Exercise: Gather all lines in the data that hold the string "this".

Extracted material:
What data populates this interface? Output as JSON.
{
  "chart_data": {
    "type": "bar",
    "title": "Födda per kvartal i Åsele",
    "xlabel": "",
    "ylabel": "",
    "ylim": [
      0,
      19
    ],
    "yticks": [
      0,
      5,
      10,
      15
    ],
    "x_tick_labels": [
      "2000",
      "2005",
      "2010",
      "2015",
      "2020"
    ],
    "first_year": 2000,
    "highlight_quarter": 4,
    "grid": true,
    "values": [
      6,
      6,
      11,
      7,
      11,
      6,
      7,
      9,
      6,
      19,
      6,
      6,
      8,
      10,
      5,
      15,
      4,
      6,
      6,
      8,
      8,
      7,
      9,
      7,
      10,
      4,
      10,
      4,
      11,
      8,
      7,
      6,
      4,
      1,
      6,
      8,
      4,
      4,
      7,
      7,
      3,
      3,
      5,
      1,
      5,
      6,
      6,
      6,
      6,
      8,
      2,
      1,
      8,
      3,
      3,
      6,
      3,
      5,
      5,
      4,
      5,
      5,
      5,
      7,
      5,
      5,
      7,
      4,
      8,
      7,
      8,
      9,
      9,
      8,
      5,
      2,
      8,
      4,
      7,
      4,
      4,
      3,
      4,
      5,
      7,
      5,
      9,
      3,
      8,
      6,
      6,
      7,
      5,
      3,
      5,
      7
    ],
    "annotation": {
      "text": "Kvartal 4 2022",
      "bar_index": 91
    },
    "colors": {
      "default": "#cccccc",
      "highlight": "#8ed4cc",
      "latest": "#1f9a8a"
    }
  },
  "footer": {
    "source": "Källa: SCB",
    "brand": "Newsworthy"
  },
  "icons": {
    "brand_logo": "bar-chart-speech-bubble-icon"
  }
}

* * *

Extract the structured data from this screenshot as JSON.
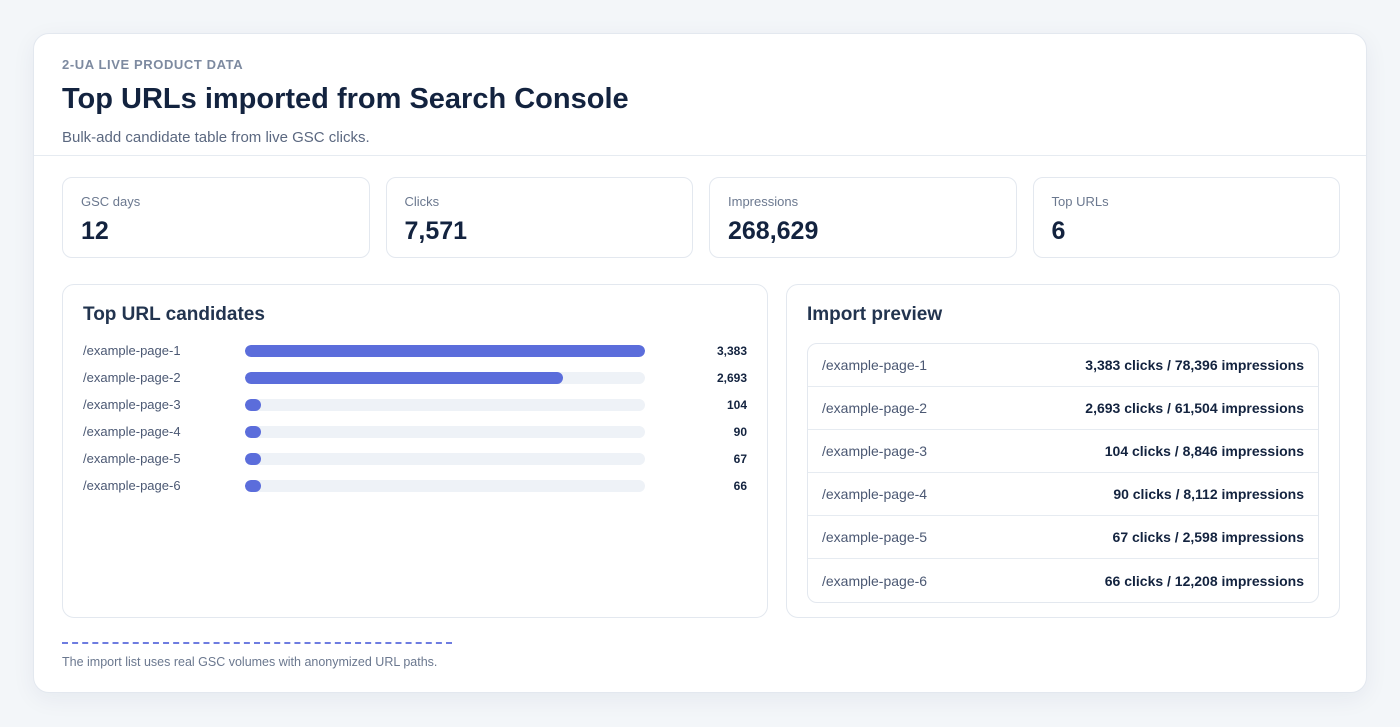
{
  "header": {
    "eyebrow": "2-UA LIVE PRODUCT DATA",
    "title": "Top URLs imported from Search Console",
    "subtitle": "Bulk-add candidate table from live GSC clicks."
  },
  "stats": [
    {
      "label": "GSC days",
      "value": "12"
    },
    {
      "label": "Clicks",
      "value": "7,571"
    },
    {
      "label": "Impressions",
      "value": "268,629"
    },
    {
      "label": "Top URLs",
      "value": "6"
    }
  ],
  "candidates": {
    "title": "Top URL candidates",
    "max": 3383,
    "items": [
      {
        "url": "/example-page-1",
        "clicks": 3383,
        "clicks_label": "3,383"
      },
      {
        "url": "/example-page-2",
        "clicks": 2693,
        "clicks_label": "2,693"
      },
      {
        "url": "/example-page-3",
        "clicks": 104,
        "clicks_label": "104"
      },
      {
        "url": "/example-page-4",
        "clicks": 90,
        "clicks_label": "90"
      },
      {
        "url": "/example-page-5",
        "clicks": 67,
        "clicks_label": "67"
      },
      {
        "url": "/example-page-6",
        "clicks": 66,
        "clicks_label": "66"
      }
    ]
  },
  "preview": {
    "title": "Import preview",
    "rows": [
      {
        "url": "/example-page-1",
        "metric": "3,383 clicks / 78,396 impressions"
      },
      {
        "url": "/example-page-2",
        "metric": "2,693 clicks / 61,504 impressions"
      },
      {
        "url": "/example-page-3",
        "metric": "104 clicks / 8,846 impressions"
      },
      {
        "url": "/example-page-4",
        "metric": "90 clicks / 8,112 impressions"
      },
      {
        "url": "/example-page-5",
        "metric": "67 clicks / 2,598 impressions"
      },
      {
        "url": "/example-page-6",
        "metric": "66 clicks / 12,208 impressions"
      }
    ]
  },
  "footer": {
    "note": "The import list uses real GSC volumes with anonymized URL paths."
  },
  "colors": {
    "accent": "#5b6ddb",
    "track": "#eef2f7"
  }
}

Final answer:
What data populates this interface? Output as JSON.
Extract the structured data from this screenshot as JSON.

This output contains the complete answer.